▶ Description of the task:
Lines holding the string "JSON" are the ones to copy; find them all in the data.
━━━ Records shown
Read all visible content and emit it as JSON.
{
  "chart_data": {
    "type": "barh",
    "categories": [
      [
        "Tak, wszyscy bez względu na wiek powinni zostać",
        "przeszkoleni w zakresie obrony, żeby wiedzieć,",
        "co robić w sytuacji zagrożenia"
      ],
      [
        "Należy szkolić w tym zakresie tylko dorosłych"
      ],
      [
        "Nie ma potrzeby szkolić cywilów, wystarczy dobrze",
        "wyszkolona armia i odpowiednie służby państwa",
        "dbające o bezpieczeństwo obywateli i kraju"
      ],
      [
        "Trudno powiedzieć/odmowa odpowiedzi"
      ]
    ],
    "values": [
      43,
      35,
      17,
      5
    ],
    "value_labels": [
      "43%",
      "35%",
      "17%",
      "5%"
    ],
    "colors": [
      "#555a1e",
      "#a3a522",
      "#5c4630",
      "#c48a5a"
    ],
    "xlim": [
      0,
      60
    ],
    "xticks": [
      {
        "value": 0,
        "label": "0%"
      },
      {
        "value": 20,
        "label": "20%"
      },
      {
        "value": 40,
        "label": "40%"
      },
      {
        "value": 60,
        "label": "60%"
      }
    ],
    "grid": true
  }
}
━━━━━━
━━━ Records shown
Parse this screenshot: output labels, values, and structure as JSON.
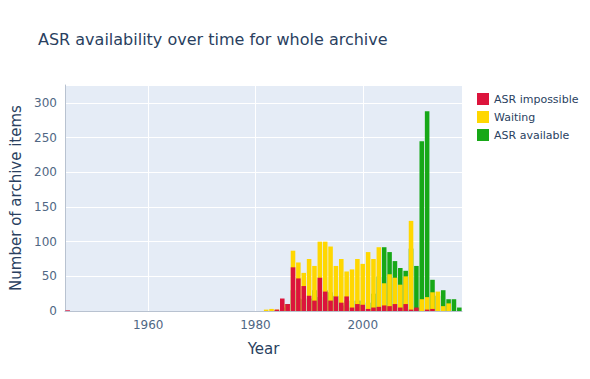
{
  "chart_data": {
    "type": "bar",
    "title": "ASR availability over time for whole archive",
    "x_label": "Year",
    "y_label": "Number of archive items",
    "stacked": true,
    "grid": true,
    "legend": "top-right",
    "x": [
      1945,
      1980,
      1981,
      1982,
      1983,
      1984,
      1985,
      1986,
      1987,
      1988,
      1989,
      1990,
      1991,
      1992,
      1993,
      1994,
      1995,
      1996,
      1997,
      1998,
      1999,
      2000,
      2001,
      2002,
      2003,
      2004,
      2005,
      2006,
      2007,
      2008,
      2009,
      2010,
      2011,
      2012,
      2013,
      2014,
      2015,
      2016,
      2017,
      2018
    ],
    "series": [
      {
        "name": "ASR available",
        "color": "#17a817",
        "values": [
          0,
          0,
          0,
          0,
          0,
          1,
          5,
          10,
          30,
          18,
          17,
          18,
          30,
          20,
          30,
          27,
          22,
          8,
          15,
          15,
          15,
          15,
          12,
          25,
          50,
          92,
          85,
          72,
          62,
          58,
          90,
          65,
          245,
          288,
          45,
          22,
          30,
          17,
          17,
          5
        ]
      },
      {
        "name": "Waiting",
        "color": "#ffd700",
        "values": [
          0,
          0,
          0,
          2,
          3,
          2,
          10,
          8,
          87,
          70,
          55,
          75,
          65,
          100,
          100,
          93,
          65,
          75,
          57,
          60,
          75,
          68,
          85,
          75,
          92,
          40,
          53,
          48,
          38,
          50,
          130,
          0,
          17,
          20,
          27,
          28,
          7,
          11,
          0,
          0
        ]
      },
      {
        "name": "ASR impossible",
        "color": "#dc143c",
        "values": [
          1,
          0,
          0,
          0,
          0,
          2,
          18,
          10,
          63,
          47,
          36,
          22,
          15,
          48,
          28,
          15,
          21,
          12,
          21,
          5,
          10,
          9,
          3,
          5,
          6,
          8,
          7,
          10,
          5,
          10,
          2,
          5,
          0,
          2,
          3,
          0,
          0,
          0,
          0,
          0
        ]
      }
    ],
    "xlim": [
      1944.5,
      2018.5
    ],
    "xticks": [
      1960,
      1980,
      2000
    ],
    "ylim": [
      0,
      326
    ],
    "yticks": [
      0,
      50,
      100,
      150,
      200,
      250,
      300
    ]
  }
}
━━━━━━
▶ Full output:
Read all visible content and emit it as JSON.
Parse this screenshot: output labels, values, and structure as JSON.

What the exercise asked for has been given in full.